» **Set task**
Find the lines holding the string "Card" in the data, then copy all of them.

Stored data
>> begin

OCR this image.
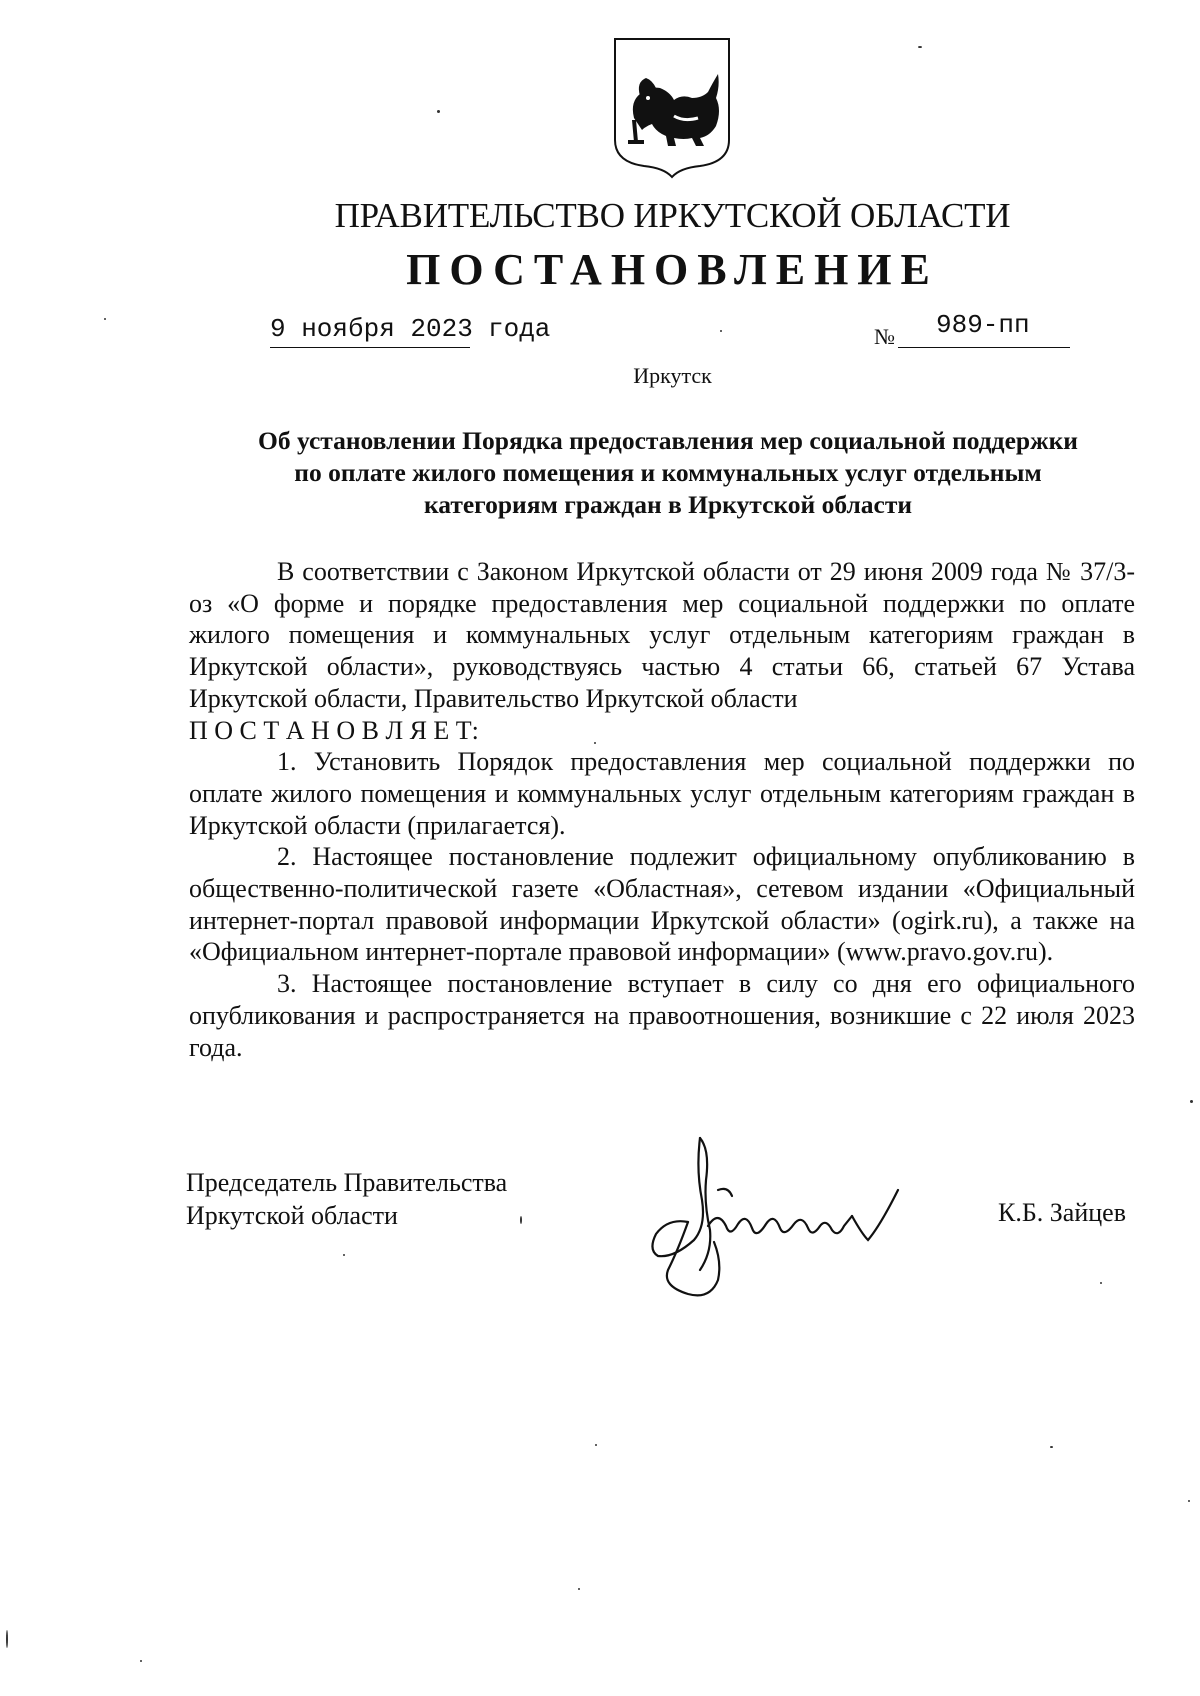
ПРАВИТЕЛЬСТВО ИРКУТСКОЙ ОБЛАСТИ
ПОСТАНОВЛЕНИЕ
9 ноября 2023 года	№ 989-пп
Иркутск
Об установлении Порядка предоставления мер социальной поддержки
по оплате жилого помещения и коммунальных услуг отдельным
категориям граждан в Иркутской области

В соответствии с Законом Иркутской области от 29 июня 2009 года № 37/3-оз «О форме и порядке предоставления мер социальной поддержки по оплате жилого помещения и коммунальных услуг отдельным категориям граждан в Иркутской области», руководствуясь частью 4 статьи 66, статьей 67 Устава Иркутской области, Правительство Иркутской области

П О С Т А Н О В Л Я Е Т:

1. Установить Порядок предоставления мер социальной поддержки по оплате жилого помещения и коммунальных услуг отдельным категориям граждан в Иркутской области (прилагается).

2. Настоящее постановление подлежит официальному опубликованию в общественно-политической газете «Областная», сетевом издании «Официальный интернет-портал правовой информации Иркутской области» (ogirk.ru), а также на «Официальном интернет-портале правовой информации» (www.pravo.gov.ru).

3. Настоящее постановление вступает в силу со дня его официального опубликования и распространяется на правоотношения, возникшие с 22 июля 2023 года.

Председатель Правительства
Иркутской области	К.Б. Зайцев
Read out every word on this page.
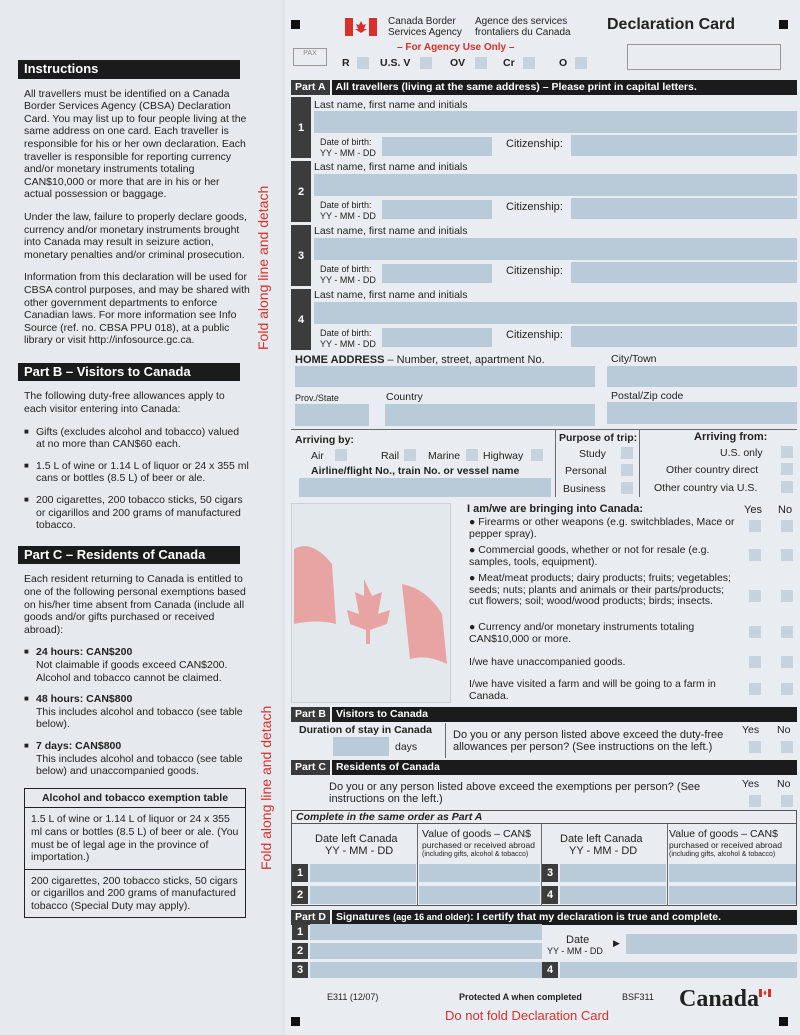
Instructions

All travellers must be identified on a Canada Border Services Agency (CBSA) Declaration Card. You may list up to four people living at the same address on one card. Each traveller is responsible for his or her own declaration. Each traveller is responsible for reporting currency and/or monetary instruments totaling CAN$10,000 or more that are in his or her actual possession or baggage.

Under the law, failure to properly declare goods, currency and/or monetary instruments brought into Canada may result in seizure action, monetary penalties and/or criminal prosecution.

Information from this declaration will be used for CBSA control purposes, and may be shared with other government departments to enforce Canadian laws. For more information see Info Source (ref. no. CBSA PPU 018), at a public library or visit http://infosource.gc.ca.

Part B – Visitors to Canada

The following duty-free allowances apply to each visitor entering into Canada:

■ Gifts (excludes alcohol and tobacco) valued at no more than CAN$60 each.
■ 1.5 L of wine or 1.14 L of liquor or 24 x 355 ml cans or bottles (8.5 L) of beer or ale.
■ 200 cigarettes, 200 tobacco sticks, 50 cigars or cigarillos and 200 grams of manufactured tobacco.
Part C – Residents of Canada

Each resident returning to Canada is entitled to one of the following personal exemptions based on his/her time absent from Canada (include all goods and/or gifts purchased or received abroad):

■ 24 hours: CAN$200
Not claimable if goods exceed CAN$200. Alcohol and tobacco cannot be claimed.
■ 48 hours: CAN$800
This includes alcohol and tobacco (see table below).
■ 7 days: CAN$800
This includes alcohol and tobacco (see table below) and unaccompanied goods.
Alcohol and tobacco exemption table
1.5 L of wine or 1.14 L of liquor or 24 x 355 ml cans or bottles (8.5 L) of beer or ale. (You must be of legal age in the province of importation.)
200 cigarettes, 200 tobacco sticks, 50 cigars or cigarillos and 200 grams of manufactured tobacco (Special Duty may apply).
Fold along line and detach
Fold along line and detach
Canada Border Services Agency
Agence des services frontaliers du Canada	Declaration Card
– For Agency Use Only –
PAX
R	U.S. V	OV	Cr	O
Part A All travellers (living at the same address) – Please print in capital letters.
1
Last name, first name and initials
Date of birth:
YY - MM - DD
Citizenship:
2
Last name, first name and initials
Date of birth:
YY - MM - DD
Citizenship:
3
Last name, first name and initials
Date of birth:
YY - MM - DD
Citizenship:
4
Last name, first name and initials
Date of birth:
YY - MM - DD
Citizenship:
HOME ADDRESS – Number, street, apartment No.	City/Town
Prov./State	Country	Postal/Zip code
Arriving by:
Air	Rail	Marine Highway
Airline/flight No., train No. or vessel name
Purpose of trip:
Study
Personal
Business
Arriving from:
U.S. only
Other country direct
Other country via U.S.
I am/we are bringing into Canada:	Yes No
● Firearms or other weapons (e.g. switchblades, Mace or pepper spray).
● Commercial goods, whether or not for resale (e.g. samples, tools, equipment).
● Meat/meat products; dairy products; fruits; vegetables; seeds; nuts; plants and animals or their parts/products; cut flowers; soil; wood/wood products; birds; insects.
● Currency and/or monetary instruments totaling CAN$10,000 or more.
I/we have unaccompanied goods.
I/we have visited a farm and will be going to a farm in Canada.
Part B Visitors to Canada
Duration of stay in Canada
days
Do you or any person listed above exceed the duty-free allowances per person? (See instructions on the left.)
Yes No
Part C Residents of Canada
Do you or any person listed above exceed the exemptions per person? (See instructions on the left.)
Yes No
Complete in the same order as Part A
Date left Canada
YY - MM - DD
Value of goods – CAN$
purchased or received abroad
(including gifts, alcohol & tobacco)
Date left Canada
YY - MM - DD
Value of goods – CAN$
purchased or received abroad
(including gifts, alcohol & tobacco)
1
2
3
4
Part D Signatures (age 16 and older): I certify that my declaration is true and complete.
1
2
3
Date
YY - MM - DD
▶
4
E311 (12/07)	Protected A when completed	BSF311 Canada
Do not fold Declaration Card
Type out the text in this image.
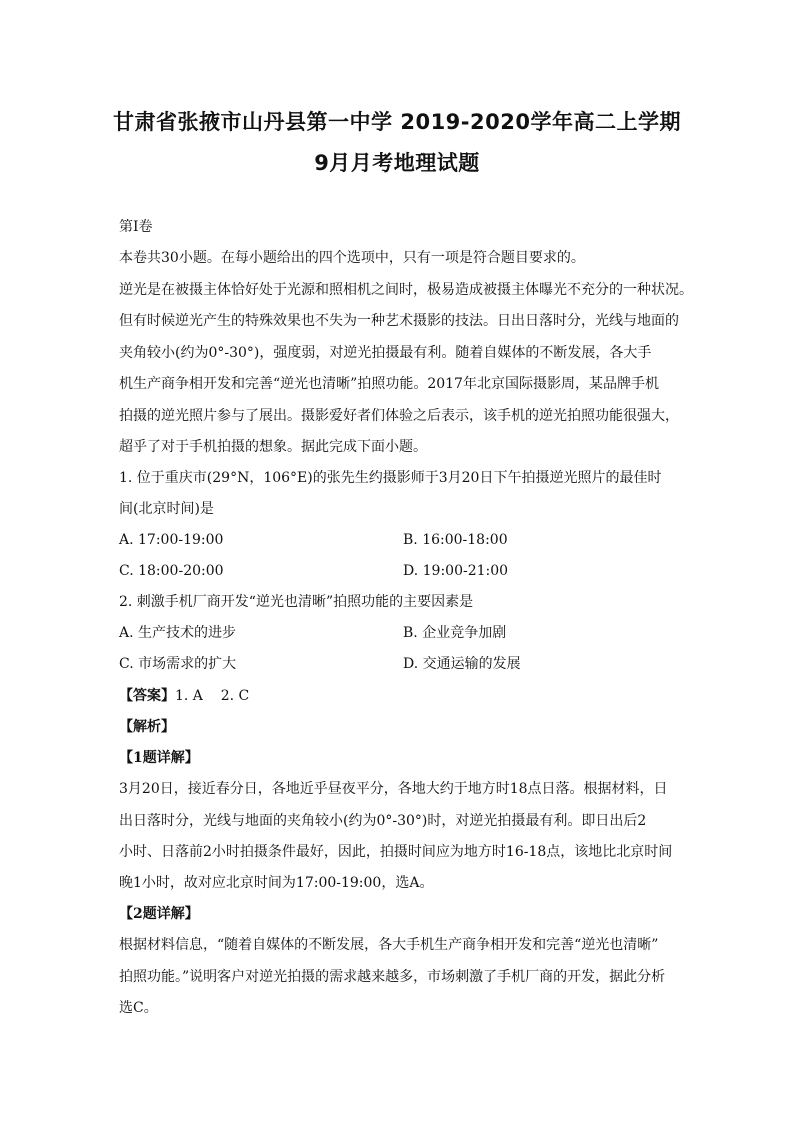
甘肃省张掖市山丹县第一中学 2019-2020学年高二上学期
9月月考地理试题
第Ⅰ卷
本卷共30小题。在每小题给出的四个选项中，只有一项是符合题目要求的。
逆光是在被摄主体恰好处于光源和照相机之间时，极易造成被摄主体曝光不充分的一种状况。
但有时候逆光产生的特殊效果也不失为一种艺术摄影的技法。日出日落时分，光线与地面的
夹角较小(约为0°-30°)，强度弱，对逆光拍摄最有利。随着自媒体的不断发展，各大手
机生产商争相开发和完善“逆光也清晰”拍照功能。2017年北京国际摄影周，某品牌手机
拍摄的逆光照片参与了展出。摄影爱好者们体验之后表示，该手机的逆光拍照功能很强大，
超乎了对于手机拍摄的想象。据此完成下面小题。
1. 位于重庆市(29°N，106°E)的张先生约摄影师于3月20日下午拍摄逆光照片的最佳时
间(北京时间)是
A. 17:00-19:00	B. 16:00-18:00
C. 18:00-20:00	D. 19:00-21:00
2. 刺激手机厂商开发“逆光也清晰”拍照功能的主要因素是
A. 生产技术的进步	B. 企业竞争加剧
C. 市场需求的扩大	D. 交通运输的发展
【答案】1. A    2. C
【解析】
【1题详解】
3月20日，接近春分日，各地近乎昼夜平分，各地大约于地方时18点日落。根据材料，日
出日落时分，光线与地面的夹角较小(约为0°-30°)时，对逆光拍摄最有利。即日出后2
小时、日落前2小时拍摄条件最好，因此，拍摄时间应为地方时16-18点，该地比北京时间
晚1小时，故对应北京时间为17:00-19:00，选A。
【2题详解】
根据材料信息，“随着自媒体的不断发展，各大手机生产商争相开发和完善“逆光也清晰”
拍照功能。”说明客户对逆光拍摄的需求越来越多，市场刺激了手机厂商的开发，据此分析
选C。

>> end

» **Result for this exercise**
All travellers must be identified on a Canada Border Services Agency (CBSA) Declaration Card. You may list up to four people living at the same address on one card. Each traveller is responsible for his or her own declaration. Each traveller is responsible for reporting currency and/or monetary instruments totaling CAN$10,000 or more that are in his or her actual possession or baggage.
Agence des services frontaliers du Canada	Declaration Card
Do not fold Declaration Card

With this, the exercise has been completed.